*Exercise goal:* Omit all pictures and give the records below again exactly as written.

* Start Records for this task *

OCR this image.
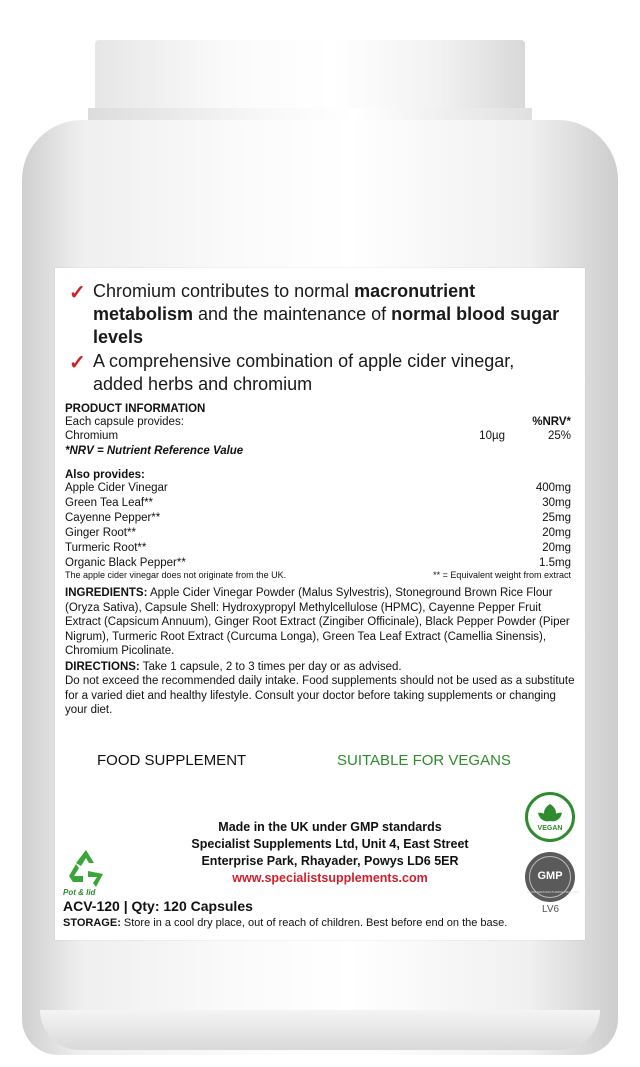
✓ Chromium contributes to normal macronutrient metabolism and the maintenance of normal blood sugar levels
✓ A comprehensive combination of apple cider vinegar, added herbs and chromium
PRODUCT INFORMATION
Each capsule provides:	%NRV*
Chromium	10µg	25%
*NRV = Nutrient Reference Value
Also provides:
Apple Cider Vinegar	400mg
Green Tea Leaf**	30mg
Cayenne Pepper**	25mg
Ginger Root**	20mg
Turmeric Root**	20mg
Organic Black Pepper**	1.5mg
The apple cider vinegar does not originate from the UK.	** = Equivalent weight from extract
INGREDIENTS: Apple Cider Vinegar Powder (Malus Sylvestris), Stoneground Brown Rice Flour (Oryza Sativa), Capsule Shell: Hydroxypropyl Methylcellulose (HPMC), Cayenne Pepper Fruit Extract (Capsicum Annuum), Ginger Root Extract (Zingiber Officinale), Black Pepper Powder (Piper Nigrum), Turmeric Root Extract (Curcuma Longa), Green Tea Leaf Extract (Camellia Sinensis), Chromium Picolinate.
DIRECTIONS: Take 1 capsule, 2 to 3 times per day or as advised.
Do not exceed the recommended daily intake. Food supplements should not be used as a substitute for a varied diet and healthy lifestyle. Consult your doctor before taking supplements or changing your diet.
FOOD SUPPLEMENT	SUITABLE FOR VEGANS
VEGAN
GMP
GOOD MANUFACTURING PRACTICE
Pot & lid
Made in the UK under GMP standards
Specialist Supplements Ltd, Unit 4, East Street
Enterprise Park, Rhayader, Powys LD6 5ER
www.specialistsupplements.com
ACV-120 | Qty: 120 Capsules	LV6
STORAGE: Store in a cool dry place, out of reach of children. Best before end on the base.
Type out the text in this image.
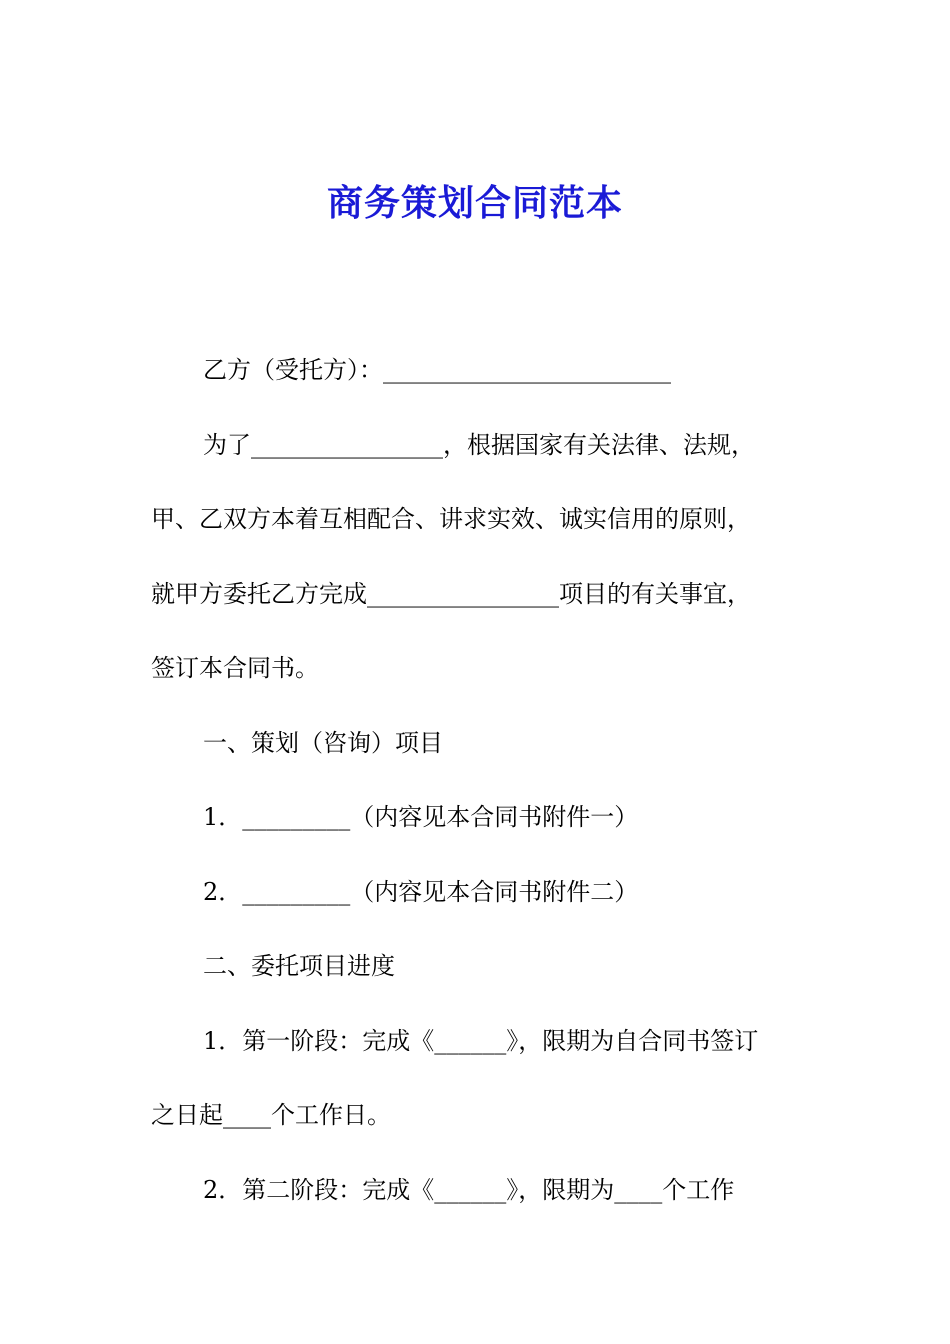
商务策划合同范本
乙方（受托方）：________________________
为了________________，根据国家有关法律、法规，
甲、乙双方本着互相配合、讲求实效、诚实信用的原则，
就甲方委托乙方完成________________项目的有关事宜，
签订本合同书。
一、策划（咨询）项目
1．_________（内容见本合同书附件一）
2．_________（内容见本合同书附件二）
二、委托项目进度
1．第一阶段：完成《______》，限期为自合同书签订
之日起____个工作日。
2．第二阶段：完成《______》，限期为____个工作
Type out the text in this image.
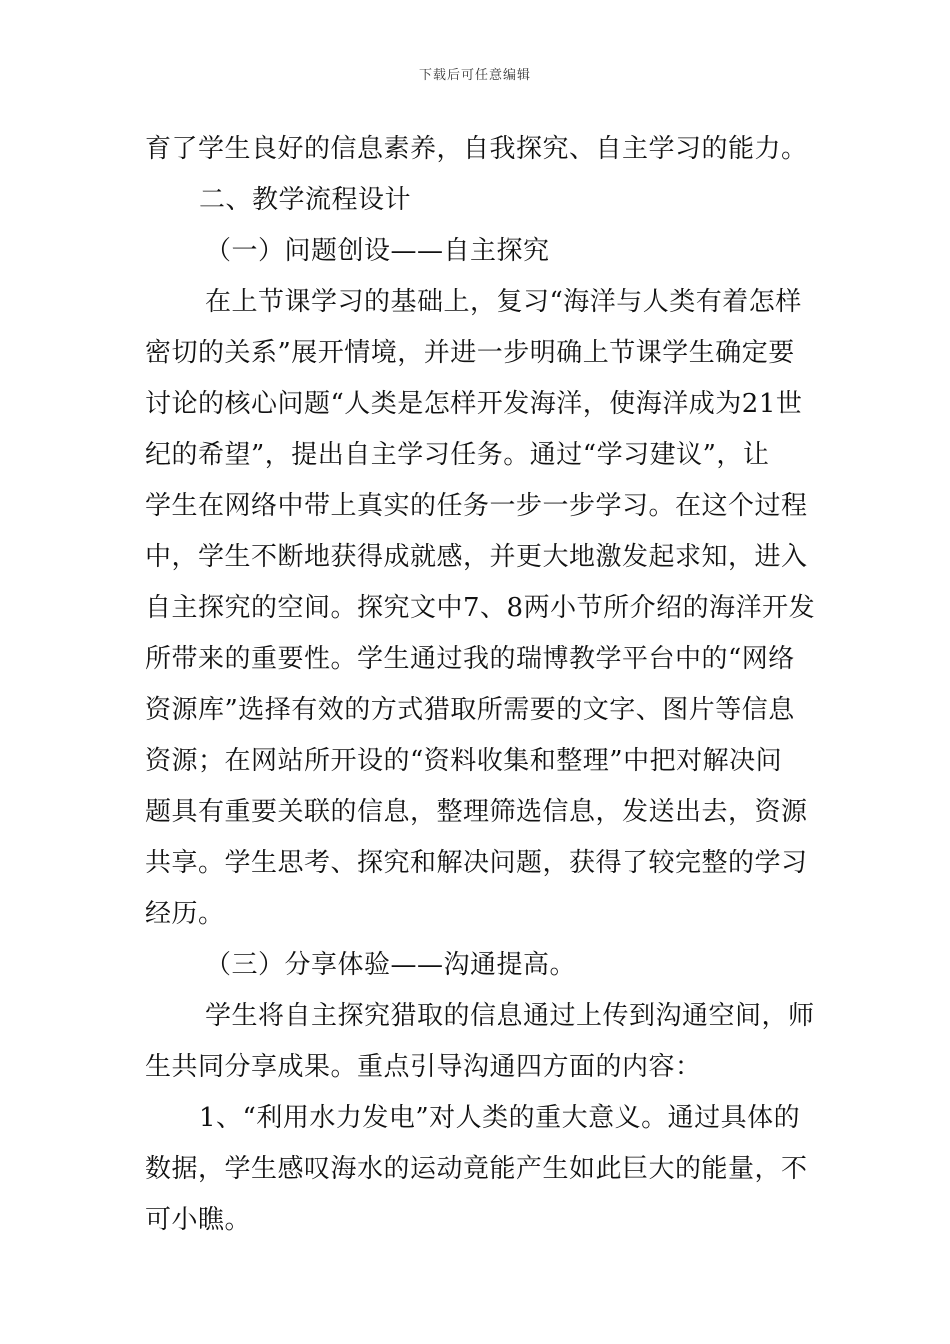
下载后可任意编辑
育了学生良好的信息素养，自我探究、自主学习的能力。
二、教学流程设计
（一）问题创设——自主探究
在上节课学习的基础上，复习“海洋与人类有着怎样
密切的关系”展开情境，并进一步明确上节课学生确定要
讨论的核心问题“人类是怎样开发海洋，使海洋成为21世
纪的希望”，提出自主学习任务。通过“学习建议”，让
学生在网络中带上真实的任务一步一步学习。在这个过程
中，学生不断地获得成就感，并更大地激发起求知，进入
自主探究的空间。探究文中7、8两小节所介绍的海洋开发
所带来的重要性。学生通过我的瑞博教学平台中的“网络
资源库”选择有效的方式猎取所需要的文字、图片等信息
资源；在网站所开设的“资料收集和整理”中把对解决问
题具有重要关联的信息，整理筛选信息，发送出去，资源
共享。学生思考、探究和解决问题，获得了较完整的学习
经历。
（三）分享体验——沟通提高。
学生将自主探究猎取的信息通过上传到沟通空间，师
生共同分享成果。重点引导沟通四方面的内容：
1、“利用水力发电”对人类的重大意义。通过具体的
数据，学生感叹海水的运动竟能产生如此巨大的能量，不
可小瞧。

* End Records for this task *

*Worked answer:*
OCR this image.
✓ Chromium contributes to normal macronutrient metabolism and the maintenance of normal blood sugar levels
✓ A comprehensive combination of apple cider vinegar, added herbs and chromium
PRODUCT INFORMATION
Each capsule provides:	%NRV*
Chromium	10µg	25%
*NRV = Nutrient Reference Value
Also provides:
Apple Cider Vinegar	400mg
Green Tea Leaf**	30mg
Cayenne Pepper**	25mg
Ginger Root**	20mg
Turmeric Root**	20mg
Organic Black Pepper**	1.5mg
The apple cider vinegar does not originate from the UK.	** = Equivalent weight from extract
INGREDIENTS: Apple Cider Vinegar Powder (Malus Sylvestris), Stoneground Brown Rice Flour (Oryza Sativa), Capsule Shell: Hydroxypropyl Methylcellulose (HPMC), Cayenne Pepper Fruit Extract (Capsicum Annuum), Ginger Root Extract (Zingiber Officinale), Black Pepper Powder (Piper Nigrum), Turmeric Root Extract (Curcuma Longa), Green Tea Leaf Extract (Camellia Sinensis), Chromium Picolinate.
DIRECTIONS: Take 1 capsule, 2 to 3 times per day or as advised.
Do not exceed the recommended daily intake. Food supplements should not be used as a substitute for a varied diet and healthy lifestyle. Consult your doctor before taking supplements or changing your diet.
FOOD SUPPLEMENT	SUITABLE FOR VEGANS
VEGAN
GMP
GOOD MANUFACTURING PRACTICE
Pot & lid
Made in the UK under GMP standards
Specialist Supplements Ltd, Unit 4, East Street
Enterprise Park, Rhayader, Powys LD6 5ER
www.specialistsupplements.com
ACV-120 | Qty: 120 Capsules	LV6
STORAGE: Store in a cool dry place, out of reach of children. Best before end on the base.
Type out the text in this image.
商务策划合同范本
乙方（受托方）：________________________
为了________________，根据国家有关法律、法规，
甲、乙双方本着互相配合、讲求实效、诚实信用的原则，
就甲方委托乙方完成________________项目的有关事宜，
签订本合同书。
一、策划（咨询）项目
1．_________（内容见本合同书附件一）
2．_________（内容见本合同书附件二）
二、委托项目进度
1．第一阶段：完成《______》，限期为自合同书签订
之日起____个工作日。
2．第二阶段：完成《______》，限期为____个工作
Type out the text in this image.
下载后可任意编辑
育了学生良好的信息素养，自我探究、自主学习的能力。
二、教学流程设计
（一）问题创设——自主探究
在上节课学习的基础上，复习“海洋与人类有着怎样
密切的关系”展开情境，并进一步明确上节课学生确定要
讨论的核心问题“人类是怎样开发海洋，使海洋成为21世
纪的希望”，提出自主学习任务。通过“学习建议”，让
学生在网络中带上真实的任务一步一步学习。在这个过程
中，学生不断地获得成就感，并更大地激发起求知，进入
自主探究的空间。探究文中7、8两小节所介绍的海洋开发
所带来的重要性。学生通过我的瑞博教学平台中的“网络
资源库”选择有效的方式猎取所需要的文字、图片等信息
资源；在网站所开设的“资料收集和整理”中把对解决问
题具有重要关联的信息，整理筛选信息，发送出去，资源
共享。学生思考、探究和解决问题，获得了较完整的学习
经历。
（三）分享体验——沟通提高。
学生将自主探究猎取的信息通过上传到沟通空间，师
生共同分享成果。重点引导沟通四方面的内容：
1、“利用水力发电”对人类的重大意义。通过具体的
数据，学生感叹海水的运动竟能产生如此巨大的能量，不
可小瞧。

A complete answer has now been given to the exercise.